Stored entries
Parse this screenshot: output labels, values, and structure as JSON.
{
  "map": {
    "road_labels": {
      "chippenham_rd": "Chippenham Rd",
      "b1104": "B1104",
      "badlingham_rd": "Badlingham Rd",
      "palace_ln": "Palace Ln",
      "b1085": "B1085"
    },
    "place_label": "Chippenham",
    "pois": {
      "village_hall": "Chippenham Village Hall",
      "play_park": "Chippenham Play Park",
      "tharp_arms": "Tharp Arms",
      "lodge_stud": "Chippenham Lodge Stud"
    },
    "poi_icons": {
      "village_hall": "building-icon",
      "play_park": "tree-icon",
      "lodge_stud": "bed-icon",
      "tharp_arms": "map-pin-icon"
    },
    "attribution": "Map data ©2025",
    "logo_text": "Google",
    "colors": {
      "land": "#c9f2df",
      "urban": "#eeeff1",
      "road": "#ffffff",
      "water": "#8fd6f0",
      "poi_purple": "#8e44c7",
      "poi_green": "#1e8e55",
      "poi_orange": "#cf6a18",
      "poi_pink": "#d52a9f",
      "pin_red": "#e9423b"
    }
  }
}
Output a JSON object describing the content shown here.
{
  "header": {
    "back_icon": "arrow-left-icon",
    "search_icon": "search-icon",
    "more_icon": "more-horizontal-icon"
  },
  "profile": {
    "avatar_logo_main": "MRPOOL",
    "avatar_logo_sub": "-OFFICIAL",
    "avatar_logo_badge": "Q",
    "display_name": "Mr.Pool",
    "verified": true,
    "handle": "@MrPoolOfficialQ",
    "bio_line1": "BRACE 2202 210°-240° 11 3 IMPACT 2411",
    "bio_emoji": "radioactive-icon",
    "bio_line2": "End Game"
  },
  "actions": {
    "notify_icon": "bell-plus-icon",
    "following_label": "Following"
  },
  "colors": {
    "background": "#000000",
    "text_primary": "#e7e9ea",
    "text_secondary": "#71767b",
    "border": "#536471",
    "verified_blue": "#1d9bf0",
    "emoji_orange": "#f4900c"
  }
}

WRITTEN INSTRUCTION: Above are some records; repeat all of them exactly.

EXERCISE OUTPUT:
Parse this screenshot: output labels, values, and structure as JSON.
{
  "map": {
    "road_labels": {
      "chippenham_rd": "Chippenham Rd",
      "b1104": "B1104",
      "badlingham_rd": "Badlingham Rd",
      "palace_ln": "Palace Ln",
      "b1085": "B1085"
    },
    "place_label": "Chippenham",
    "pois": {
      "village_hall": "Chippenham Village Hall",
      "play_park": "Chippenham Play Park",
      "tharp_arms": "Tharp Arms",
      "lodge_stud": "Chippenham Lodge Stud"
    },
    "poi_icons": {
      "village_hall": "building-icon",
      "play_park": "tree-icon",
      "lodge_stud": "bed-icon",
      "tharp_arms": "map-pin-icon"
    },
    "attribution": "Map data ©2025",
    "logo_text": "Google",
    "colors": {
      "land": "#c9f2df",
      "urban": "#eeeff1",
      "road": "#ffffff",
      "water": "#8fd6f0",
      "poi_purple": "#8e44c7",
      "poi_green": "#1e8e55",
      "poi_orange": "#cf6a18",
      "poi_pink": "#d52a9f",
      "pin_red": "#e9423b"
    }
  }
}
Output a JSON object describing the content shown here.
{
  "header": {
    "back_icon": "arrow-left-icon",
    "search_icon": "search-icon",
    "more_icon": "more-horizontal-icon"
  },
  "profile": {
    "avatar_logo_main": "MRPOOL",
    "avatar_logo_sub": "-OFFICIAL",
    "avatar_logo_badge": "Q",
    "display_name": "Mr.Pool",
    "verified": true,
    "handle": "@MrPoolOfficialQ",
    "bio_line1": "BRACE 2202 210°-240° 11 3 IMPACT 2411",
    "bio_emoji": "radioactive-icon",
    "bio_line2": "End Game"
  },
  "actions": {
    "notify_icon": "bell-plus-icon",
    "following_label": "Following"
  },
  "colors": {
    "background": "#000000",
    "text_primary": "#e7e9ea",
    "text_secondary": "#71767b",
    "border": "#536471",
    "verified_blue": "#1d9bf0",
    "emoji_orange": "#f4900c"
  }
}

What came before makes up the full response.